start Provided data

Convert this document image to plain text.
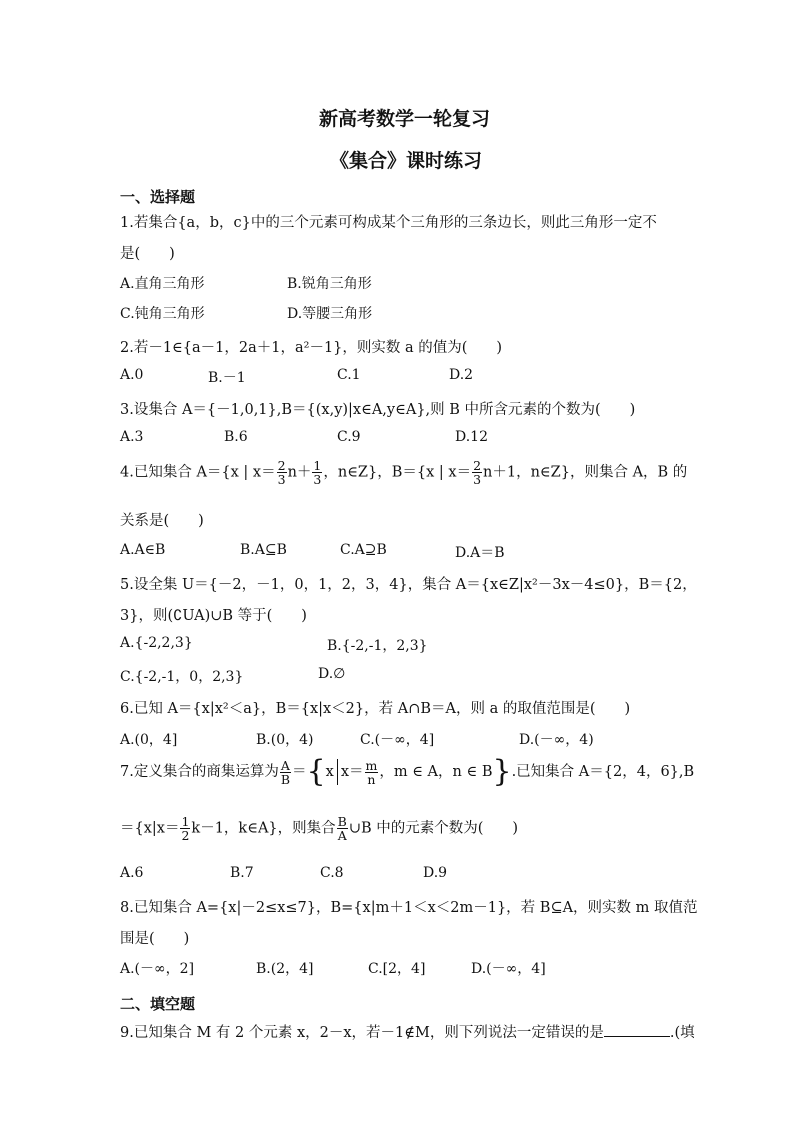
新高考数学一轮复习
《集合》课时练习
一、选择题
1.若集合{a，b，c}中的三个元素可构成某个三角形的三条边长，则此三角形一定不
是(　　)
A.直角三角形	B.锐角三角形
C.钝角三角形	D.等腰三角形
2.若－1∈{a－1，2a＋1，a²－1}，则实数 a 的值为(　　)
A.0	B.－1	C.1	D.2
3.设集合 A＝{－1,0,1},B＝{(x,y)|x∈A,y∈A},则 B 中所含元素的个数为(　　)
A.3	B.6	C.9	D.12
4.已知集合 A＝{x | $x= \frac{2}{3} n+ \frac{1}{3}$ ，n∈Z}，B＝{x | $x= \frac{2}{3} n+1$，n∈Z}，则集合 A，B 的
关系是(　　)
A.A∈B	B.A⊆B	C.A⊇B	D.A＝B
5.设全集 U＝{－2，－1，0，1，2，3，4}，集合 A＝{x∈Z|x²－3x－4≤0}，B＝{2，
3}，则(∁UA)∪B 等于(　　)
A.{-2,2,3}	B.{-2,-1，2,3}
C.{-2,-1，0，2,3}	D.∅
6.已知 A＝{x|x²＜a}，B＝{x|x＜2}，若 A∩B＝A，则 a 的取值范围是(　　)
A.(0，4]	B.(0，4)	C.(－∞，4]	D.(－∞，4)
7.定义集合的商集运算为 $\frac{A}{B} =\{x$ $x= \frac{m}{n}$ ，m ∈ A，n ∈ B}.已知集合 A＝{2，4，6},B
$=\{x|x= \frac{1}{2} k-1$，k∈A}，则集合 $\frac{B}{A}$ ∪B 中的元素个数为(　　)
A.6	B.7	C.8	D.9
8.已知集合 A={x|－2≤x≤7}，B={x|m＋1＜x＜2m－1}，若 B⊆A，则实数 m 取值范
围是(　　)
A.(－∞，2]	B.(2，4]	C.[2，4]	D.(－∞，4]
二、填空题
9.已知集合 M 有 2 个元素 x，2－x，若－1∉M，则下列说法一定错误的是	.(填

end Provided data

**Problem to solve:**
Go back to the records above and write them out exactly, without the pictures.

**Solved exercise:**
Convert this document image to plain text.
新高考数学一轮复习
《集合》课时练习
一、选择题
1.若集合{a，b，c}中的三个元素可构成某个三角形的三条边长，则此三角形一定不
是(　　)
A.直角三角形	B.锐角三角形
C.钝角三角形	D.等腰三角形
2.若－1∈{a－1，2a＋1，a²－1}，则实数 a 的值为(　　)
A.0	B.－1	C.1	D.2
3.设集合 A＝{－1,0,1},B＝{(x,y)|x∈A,y∈A},则 B 中所含元素的个数为(　　)
A.3	B.6	C.9	D.12
4.已知集合 A＝{x | $x= \frac{2}{3} n+ \frac{1}{3}$ ，n∈Z}，B＝{x | $x= \frac{2}{3} n+1$，n∈Z}，则集合 A，B 的
关系是(　　)
A.A∈B	B.A⊆B	C.A⊇B	D.A＝B
5.设全集 U＝{－2，－1，0，1，2，3，4}，集合 A＝{x∈Z|x²－3x－4≤0}，B＝{2，
3}，则(∁UA)∪B 等于(　　)
A.{-2,2,3}	B.{-2,-1，2,3}
C.{-2,-1，0，2,3}	D.∅
6.已知 A＝{x|x²＜a}，B＝{x|x＜2}，若 A∩B＝A，则 a 的取值范围是(　　)
A.(0，4]	B.(0，4)	C.(－∞，4]	D.(－∞，4)
7.定义集合的商集运算为 $\frac{A}{B} =\{x$ $x= \frac{m}{n}$ ，m ∈ A，n ∈ B}.已知集合 A＝{2，4，6},B
$=\{x|x= \frac{1}{2} k-1$，k∈A}，则集合 $\frac{B}{A}$ ∪B 中的元素个数为(　　)
A.6	B.7	C.8	D.9
8.已知集合 A={x|－2≤x≤7}，B={x|m＋1＜x＜2m－1}，若 B⊆A，则实数 m 取值范
围是(　　)
A.(－∞，2]	B.(2，4]	C.[2，4]	D.(－∞，4]
二、填空题
9.已知集合 M 有 2 个元素 x，2－x，若－1∉M，则下列说法一定错误的是	.(填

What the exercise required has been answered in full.